WHAT IS ASKED: Without skipping anything, write out each record below exactly.
--- START RECORD LIST ---
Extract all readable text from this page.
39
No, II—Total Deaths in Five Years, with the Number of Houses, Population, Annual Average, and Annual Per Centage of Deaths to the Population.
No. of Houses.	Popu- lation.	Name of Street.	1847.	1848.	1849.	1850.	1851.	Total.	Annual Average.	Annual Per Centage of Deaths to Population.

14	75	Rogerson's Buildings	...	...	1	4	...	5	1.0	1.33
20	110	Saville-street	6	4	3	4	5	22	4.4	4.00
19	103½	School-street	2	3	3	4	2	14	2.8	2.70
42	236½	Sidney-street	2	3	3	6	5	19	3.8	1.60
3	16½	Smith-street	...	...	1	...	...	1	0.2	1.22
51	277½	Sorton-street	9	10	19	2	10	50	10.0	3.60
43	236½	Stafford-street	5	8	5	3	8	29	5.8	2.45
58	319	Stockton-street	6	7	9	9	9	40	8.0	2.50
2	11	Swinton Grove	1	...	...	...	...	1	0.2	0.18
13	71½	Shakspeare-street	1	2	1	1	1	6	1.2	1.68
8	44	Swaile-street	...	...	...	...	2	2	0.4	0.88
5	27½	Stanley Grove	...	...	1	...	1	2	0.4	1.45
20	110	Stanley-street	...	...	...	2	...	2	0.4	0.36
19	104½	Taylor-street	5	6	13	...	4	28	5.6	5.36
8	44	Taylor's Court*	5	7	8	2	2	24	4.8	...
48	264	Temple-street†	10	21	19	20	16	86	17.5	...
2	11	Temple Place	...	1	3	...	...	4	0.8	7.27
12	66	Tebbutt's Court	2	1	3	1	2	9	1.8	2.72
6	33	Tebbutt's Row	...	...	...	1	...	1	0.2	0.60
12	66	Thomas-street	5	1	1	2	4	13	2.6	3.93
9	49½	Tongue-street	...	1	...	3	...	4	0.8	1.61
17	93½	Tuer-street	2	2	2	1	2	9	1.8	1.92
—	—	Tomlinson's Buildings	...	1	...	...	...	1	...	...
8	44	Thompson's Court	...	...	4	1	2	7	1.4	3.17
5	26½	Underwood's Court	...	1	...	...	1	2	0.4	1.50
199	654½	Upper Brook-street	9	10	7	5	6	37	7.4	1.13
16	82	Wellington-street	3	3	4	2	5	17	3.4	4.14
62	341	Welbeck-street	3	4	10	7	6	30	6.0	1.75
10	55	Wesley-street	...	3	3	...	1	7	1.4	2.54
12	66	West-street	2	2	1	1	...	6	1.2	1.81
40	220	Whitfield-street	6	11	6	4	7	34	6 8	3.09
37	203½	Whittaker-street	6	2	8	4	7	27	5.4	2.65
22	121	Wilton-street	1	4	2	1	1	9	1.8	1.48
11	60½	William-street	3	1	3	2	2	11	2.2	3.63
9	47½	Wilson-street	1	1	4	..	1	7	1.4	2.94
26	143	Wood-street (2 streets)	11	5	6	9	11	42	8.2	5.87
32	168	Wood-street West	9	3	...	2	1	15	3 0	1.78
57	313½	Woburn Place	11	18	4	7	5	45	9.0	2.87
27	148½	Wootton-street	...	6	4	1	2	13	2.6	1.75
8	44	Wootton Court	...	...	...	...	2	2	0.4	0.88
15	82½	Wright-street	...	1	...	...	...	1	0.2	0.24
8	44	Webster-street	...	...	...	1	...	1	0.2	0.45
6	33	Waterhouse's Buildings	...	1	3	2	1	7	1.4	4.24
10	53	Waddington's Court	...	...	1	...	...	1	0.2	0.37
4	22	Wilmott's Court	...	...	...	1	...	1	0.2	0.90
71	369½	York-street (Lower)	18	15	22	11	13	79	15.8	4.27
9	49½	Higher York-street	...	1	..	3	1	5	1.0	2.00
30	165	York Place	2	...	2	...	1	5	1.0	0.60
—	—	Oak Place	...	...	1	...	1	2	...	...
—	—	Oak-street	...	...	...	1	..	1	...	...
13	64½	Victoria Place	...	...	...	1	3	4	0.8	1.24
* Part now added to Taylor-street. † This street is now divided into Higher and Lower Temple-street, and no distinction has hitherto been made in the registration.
--- END RECORD LIST ---
EXPECTED ANSWER:
Extract all readable text from this page.
39
No, II—Total Deaths in Five Years, with the Number of Houses, Population, Annual Average, and Annual Per Centage of Deaths to the Population.
No. of Houses.	Popu- lation.	Name of Street.	1847.	1848.	1849.	1850.	1851.	Total.	Annual Average.	Annual Per Centage of Deaths to Population.

14	75	Rogerson's Buildings	...	...	1	4	...	5	1.0	1.33
20	110	Saville-street	6	4	3	4	5	22	4.4	4.00
19	103½	School-street	2	3	3	4	2	14	2.8	2.70
42	236½	Sidney-street	2	3	3	6	5	19	3.8	1.60
3	16½	Smith-street	...	...	1	...	...	1	0.2	1.22
51	277½	Sorton-street	9	10	19	2	10	50	10.0	3.60
43	236½	Stafford-street	5	8	5	3	8	29	5.8	2.45
58	319	Stockton-street	6	7	9	9	9	40	8.0	2.50
2	11	Swinton Grove	1	...	...	...	...	1	0.2	0.18
13	71½	Shakspeare-street	1	2	1	1	1	6	1.2	1.68
8	44	Swaile-street	...	...	...	...	2	2	0.4	0.88
5	27½	Stanley Grove	...	...	1	...	1	2	0.4	1.45
20	110	Stanley-street	...	...	...	2	...	2	0.4	0.36
19	104½	Taylor-street	5	6	13	...	4	28	5.6	5.36
8	44	Taylor's Court*	5	7	8	2	2	24	4.8	...
48	264	Temple-street†	10	21	19	20	16	86	17.5	...
2	11	Temple Place	...	1	3	...	...	4	0.8	7.27
12	66	Tebbutt's Court	2	1	3	1	2	9	1.8	2.72
6	33	Tebbutt's Row	...	...	...	1	...	1	0.2	0.60
12	66	Thomas-street	5	1	1	2	4	13	2.6	3.93
9	49½	Tongue-street	...	1	...	3	...	4	0.8	1.61
17	93½	Tuer-street	2	2	2	1	2	9	1.8	1.92
—	—	Tomlinson's Buildings	...	1	...	...	...	1	...	...
8	44	Thompson's Court	...	...	4	1	2	7	1.4	3.17
5	26½	Underwood's Court	...	1	...	...	1	2	0.4	1.50
199	654½	Upper Brook-street	9	10	7	5	6	37	7.4	1.13
16	82	Wellington-street	3	3	4	2	5	17	3.4	4.14
62	341	Welbeck-street	3	4	10	7	6	30	6.0	1.75
10	55	Wesley-street	...	3	3	...	1	7	1.4	2.54
12	66	West-street	2	2	1	1	...	6	1.2	1.81
40	220	Whitfield-street	6	11	6	4	7	34	6 8	3.09
37	203½	Whittaker-street	6	2	8	4	7	27	5.4	2.65
22	121	Wilton-street	1	4	2	1	1	9	1.8	1.48
11	60½	William-street	3	1	3	2	2	11	2.2	3.63
9	47½	Wilson-street	1	1	4	..	1	7	1.4	2.94
26	143	Wood-street (2 streets)	11	5	6	9	11	42	8.2	5.87
32	168	Wood-street West	9	3	...	2	1	15	3 0	1.78
57	313½	Woburn Place	11	18	4	7	5	45	9.0	2.87
27	148½	Wootton-street	...	6	4	1	2	13	2.6	1.75
8	44	Wootton Court	...	...	...	...	2	2	0.4	0.88
15	82½	Wright-street	...	1	...	...	...	1	0.2	0.24
8	44	Webster-street	...	...	...	1	...	1	0.2	0.45
6	33	Waterhouse's Buildings	...	1	3	2	1	7	1.4	4.24
10	53	Waddington's Court	...	...	1	...	...	1	0.2	0.37
4	22	Wilmott's Court	...	...	...	1	...	1	0.2	0.90
71	369½	York-street (Lower)	18	15	22	11	13	79	15.8	4.27
9	49½	Higher York-street	...	1	..	3	1	5	1.0	2.00
30	165	York Place	2	...	2	...	1	5	1.0	0.60
—	—	Oak Place	...	...	1	...	1	2	...	...
—	—	Oak-street	...	...	...	1	..	1	...	...
13	64½	Victoria Place	...	...	...	1	3	4	0.8	1.24
* Part now added to Taylor-street. † This street is now divided into Higher and Lower Temple-street, and no distinction has hitherto been made in the registration.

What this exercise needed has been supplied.